**SHORT PROBLEM**
Lay out every line of the data below as a Markdown table with the columns Row and Line, numbering the rows in order and omitting blank lines.

[A block of data]

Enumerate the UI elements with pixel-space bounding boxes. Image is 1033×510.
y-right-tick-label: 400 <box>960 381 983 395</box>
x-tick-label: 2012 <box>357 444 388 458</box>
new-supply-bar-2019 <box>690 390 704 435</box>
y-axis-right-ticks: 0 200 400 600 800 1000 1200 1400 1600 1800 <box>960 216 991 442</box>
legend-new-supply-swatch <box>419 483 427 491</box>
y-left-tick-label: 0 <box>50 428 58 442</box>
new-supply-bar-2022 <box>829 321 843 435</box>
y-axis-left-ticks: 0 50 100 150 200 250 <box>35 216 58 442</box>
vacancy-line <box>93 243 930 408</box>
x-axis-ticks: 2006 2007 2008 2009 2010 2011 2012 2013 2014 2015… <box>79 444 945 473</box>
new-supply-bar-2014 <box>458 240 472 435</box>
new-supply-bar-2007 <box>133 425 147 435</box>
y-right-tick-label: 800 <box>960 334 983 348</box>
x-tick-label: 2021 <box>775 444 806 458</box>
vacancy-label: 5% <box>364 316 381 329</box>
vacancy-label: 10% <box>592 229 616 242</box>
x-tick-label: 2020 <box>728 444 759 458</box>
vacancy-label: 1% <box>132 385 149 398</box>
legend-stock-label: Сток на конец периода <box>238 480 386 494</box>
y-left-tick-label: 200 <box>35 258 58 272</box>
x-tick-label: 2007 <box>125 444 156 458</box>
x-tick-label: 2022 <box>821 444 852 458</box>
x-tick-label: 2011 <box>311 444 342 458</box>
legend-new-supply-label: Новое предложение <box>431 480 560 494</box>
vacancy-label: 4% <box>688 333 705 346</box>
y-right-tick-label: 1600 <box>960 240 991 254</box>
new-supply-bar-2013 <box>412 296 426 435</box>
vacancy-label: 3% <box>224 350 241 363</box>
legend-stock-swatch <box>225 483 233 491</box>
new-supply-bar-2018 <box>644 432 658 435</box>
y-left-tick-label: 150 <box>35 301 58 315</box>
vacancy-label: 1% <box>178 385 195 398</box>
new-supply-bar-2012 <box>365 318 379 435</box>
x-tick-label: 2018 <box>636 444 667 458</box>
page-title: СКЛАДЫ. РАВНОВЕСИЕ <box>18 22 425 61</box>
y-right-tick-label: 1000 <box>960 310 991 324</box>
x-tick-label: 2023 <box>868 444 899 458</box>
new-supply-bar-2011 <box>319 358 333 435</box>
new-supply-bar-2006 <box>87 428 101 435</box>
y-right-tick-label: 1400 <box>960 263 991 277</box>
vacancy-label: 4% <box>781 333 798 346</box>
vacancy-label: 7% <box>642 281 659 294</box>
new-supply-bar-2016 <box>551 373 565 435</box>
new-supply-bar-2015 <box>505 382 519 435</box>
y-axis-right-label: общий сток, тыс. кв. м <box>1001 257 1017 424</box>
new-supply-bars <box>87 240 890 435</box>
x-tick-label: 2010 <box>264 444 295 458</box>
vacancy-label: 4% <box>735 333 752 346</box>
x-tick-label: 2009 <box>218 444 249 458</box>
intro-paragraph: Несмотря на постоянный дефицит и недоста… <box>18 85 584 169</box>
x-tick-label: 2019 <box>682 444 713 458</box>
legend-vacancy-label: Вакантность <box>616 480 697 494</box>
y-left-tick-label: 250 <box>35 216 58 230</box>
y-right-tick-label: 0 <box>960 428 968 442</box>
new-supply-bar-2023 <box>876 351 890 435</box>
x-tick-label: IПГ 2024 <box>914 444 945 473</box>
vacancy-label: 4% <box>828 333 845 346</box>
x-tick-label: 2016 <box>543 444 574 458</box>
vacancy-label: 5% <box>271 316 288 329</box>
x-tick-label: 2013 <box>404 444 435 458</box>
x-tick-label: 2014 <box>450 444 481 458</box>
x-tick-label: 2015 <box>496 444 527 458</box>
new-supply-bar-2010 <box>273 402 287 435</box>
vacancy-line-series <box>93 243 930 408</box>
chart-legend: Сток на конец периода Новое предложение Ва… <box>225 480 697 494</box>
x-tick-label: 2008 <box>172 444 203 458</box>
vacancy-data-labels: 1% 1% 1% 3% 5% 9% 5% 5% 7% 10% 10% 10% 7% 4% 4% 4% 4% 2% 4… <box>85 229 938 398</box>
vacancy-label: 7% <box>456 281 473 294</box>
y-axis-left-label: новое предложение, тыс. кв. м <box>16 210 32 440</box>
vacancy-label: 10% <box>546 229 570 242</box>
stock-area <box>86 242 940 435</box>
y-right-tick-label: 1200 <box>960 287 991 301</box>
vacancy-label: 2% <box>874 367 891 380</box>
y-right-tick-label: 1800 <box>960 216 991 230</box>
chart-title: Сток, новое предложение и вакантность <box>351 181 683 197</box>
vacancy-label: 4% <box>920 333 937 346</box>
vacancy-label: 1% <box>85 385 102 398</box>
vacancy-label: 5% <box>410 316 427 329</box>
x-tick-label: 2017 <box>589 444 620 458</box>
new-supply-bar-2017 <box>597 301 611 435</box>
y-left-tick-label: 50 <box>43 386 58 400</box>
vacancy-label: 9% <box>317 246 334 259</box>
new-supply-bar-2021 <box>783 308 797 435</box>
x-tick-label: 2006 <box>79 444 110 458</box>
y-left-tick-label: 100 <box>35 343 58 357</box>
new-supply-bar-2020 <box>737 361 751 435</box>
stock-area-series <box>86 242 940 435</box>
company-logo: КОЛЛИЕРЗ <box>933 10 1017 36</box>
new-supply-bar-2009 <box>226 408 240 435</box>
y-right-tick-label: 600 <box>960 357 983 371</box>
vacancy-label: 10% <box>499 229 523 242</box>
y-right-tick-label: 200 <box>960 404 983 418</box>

**CORRECT RESULT**
| Row | Line |
|---|---|
| 1 | Enumerate the UI elements with pixel-space bounding boxes. Image is 1033×510. |
| 2 | y-right-tick-label: 400 <box>960 381 983 395</box> |
| 3 | x-tick-label: 2012 <box>357 444 388 458</box> |
| 4 | new-supply-bar-2019 <box>690 390 704 435</box> |
| 5 | y-axis-right-ticks: 0 200 400 600 800 1000 1200 1400 1600 1800 <box>960 216 991 442</box> |
| 6 | legend-new-supply-swatch <box>419 483 427 491</box> |
| 7 | y-left-tick-label: 0 <box>50 428 58 442</box> |
| 8 | new-supply-bar-2022 <box>829 321 843 435</box> |
| 9 | y-axis-left-ticks: 0 50 100 150 200 250 <box>35 216 58 442</box> |
| 10 | vacancy-line <box>93 243 930 408</box> |
| 11 | x-axis-ticks: 2006 2007 2008 2009 2010 2011 2012 2013 2014 2015… <box>79 444 945 473</box> |
| 12 | new-supply-bar-2014 <box>458 240 472 435</box> |
| 13 | new-supply-bar-2007 <box>133 425 147 435</box> |
| 14 | y-right-tick-label: 800 <box>960 334 983 348</box> |
| 15 | x-tick-label: 2021 <box>775 444 806 458</box> |
| 16 | vacancy-label: 5% <box>364 316 381 329</box> |
| 17 | vacancy-label: 10% <box>592 229 616 242</box> |
| 18 | x-tick-label: 2020 <box>728 444 759 458</box> |
| 19 | vacancy-label: 1% <box>132 385 149 398</box> |
| 20 | legend-stock-label: Сток на конец периода <box>238 480 386 494</box> |
| 21 | y-left-tick-label: 200 <box>35 258 58 272</box> |
| 22 | x-tick-label: 2007 <box>125 444 156 458</box> |
| 23 | x-tick-label: 2022 <box>821 444 852 458</box> |
| 24 | x-tick-label: 2011 <box>311 444 342 458</box> |
| 25 | legend-new-supply-label: Новое предложение <box>431 480 560 494</box> |
| 26 | vacancy-label: 4% <box>688 333 705 346</box> |
| 27 | y-right-tick-label: 1600 <box>960 240 991 254</box> |
| 28 | new-supply-bar-2013 <box>412 296 426 435</box> |
| 29 | vacancy-label: 3% <box>224 350 241 363</box> |
| 30 | legend-stock-swatch <box>225 483 233 491</box> |
| 31 | new-supply-bar-2018 <box>644 432 658 435</box> |
| 32 | y-left-tick-label: 150 <box>35 301 58 315</box> |
| 33 | vacancy-label: 1% <box>178 385 195 398</box> |
| 34 | new-supply-bar-2012 <box>365 318 379 435</box> |
| 35 | x-tick-label: 2018 <box>636 444 667 458</box> |
| 36 | page-title: СКЛАДЫ. РАВНОВЕСИЕ <box>18 22 425 61</box> |
| 37 | y-right-tick-label: 1000 <box>960 310 991 324</box> |
| 38 | x-tick-label: 2023 <box>868 444 899 458</box> |
| 39 | new-supply-bar-2011 <box>319 358 333 435</box> |
| 40 | new-supply-bar-2006 <box>87 428 101 435</box> |
| 41 | y-right-tick-label: 1400 <box>960 263 991 277</box> |
| 42 | vacancy-label: 4% <box>781 333 798 346</box> |
| 43 | vacancy-label: 7% <box>642 281 659 294</box> |
| 44 | new-supply-bar-2016 <box>551 373 565 435</box> |
| 45 | new-supply-bar-2015 <box>505 382 519 435</box> |
| 46 | y-axis-right-label: общий сток, тыс. кв. м <box>1001 257 1017 424</box> |
| 47 | new-supply-bars <box>87 240 890 435</box> |
| 48 | x-tick-label: 2010 <box>264 444 295 458</box> |
| 49 | vacancy-label: 4% <box>735 333 752 346</box> |
| 50 | x-tick-label: 2009 <box>218 444 249 458</box> |
| 51 | intro-paragraph: Несмотря на постоянный дефицит и недоста… <box>18 85 584 169</box> |
| 52 | x-tick-label: 2019 <box>682 444 713 458</box> |
| 53 | legend-vacancy-label: Вакантность <box>616 480 697 494</box> |
| 54 | y-left-tick-label: 250 <box>35 216 58 230</box> |
| 55 | y-right-tick-label: 0 <box>960 428 968 442</box> |
| 56 | new-supply-bar-2023 <box>876 351 890 435</box> |
| 57 | x-tick-label: IПГ 2024 <box>914 444 945 473</box> |
| 58 | vacancy-label: 4% <box>828 333 845 346</box> |
| 59 | x-tick-label: 2016 <box>543 444 574 458</box> |
| 60 | vacancy-label: 5% <box>271 316 288 329</box> |
| 61 | x-tick-label: 2013 <box>404 444 435 458</box> |
| 62 | x-tick-label: 2014 <box>450 444 481 458</box> |
| 63 | x-tick-label: 2015 <box>496 444 527 458</box> |
| 64 | new-supply-bar-2010 <box>273 402 287 435</box> |
| 65 | vacancy-line-series <box>93 243 930 408</box> |
| 66 | chart-legend: Сток на конец периода Новое предложение Ва… <box>225 480 697 494</box> |
| 67 | x-tick-label: 2008 <box>172 444 203 458</box> |
| 68 | vacancy-data-labels: 1% 1% 1% 3% 5% 9% 5% 5% 7% 10% 10% 10% 7% 4% 4% 4% 4% 2% 4… <box>85 229 938 398</box> |
| 69 | vacancy-label: 7% <box>456 281 473 294</box> |
| 70 | y-axis-left-label: новое предложение, тыс. кв. м <box>16 210 32 440</box> |
| 71 | vacancy-label: 10% <box>546 229 570 242</box> |
| 72 | stock-area <box>86 242 940 435</box> |
| 73 | y-right-tick-label: 1200 <box>960 287 991 301</box> |
| 74 | vacancy-label: 2% <box>874 367 891 380</box> |
| 75 | y-right-tick-label: 1800 <box>960 216 991 230</box> |
| 76 | chart-title: Сток, новое предложение и вакантность <box>351 181 683 197</box> |
| 77 | vacancy-label: 4% <box>920 333 937 346</box> |
| 78 | vacancy-label: 1% <box>85 385 102 398</box> |
| 79 | vacancy-label: 5% <box>410 316 427 329</box> |
| 80 | x-tick-label: 2017 <box>589 444 620 458</box> |
| 81 | new-supply-bar-2017 <box>597 301 611 435</box> |
| 82 | y-left-tick-label: 50 <box>43 386 58 400</box> |
| 83 | vacancy-label: 9% <box>317 246 334 259</box> |
| 84 | new-supply-bar-2021 <box>783 308 797 435</box> |
| 85 | x-tick-label: 2006 <box>79 444 110 458</box> |
| 86 | y-left-tick-label: 100 <box>35 343 58 357</box> |
| 87 | new-supply-bar-2020 <box>737 361 751 435</box> |
| 88 | stock-area-series <box>86 242 940 435</box> |
| 89 | company-logo: КОЛЛИЕРЗ <box>933 10 1017 36</box> |
| 90 | new-supply-bar-2009 <box>226 408 240 435</box> |
| 91 | y-right-tick-label: 600 <box>960 357 983 371</box> |
| 92 | vacancy-label: 10% <box>499 229 523 242</box> |
| 93 | y-right-tick-label: 200 <box>960 404 983 418</box> |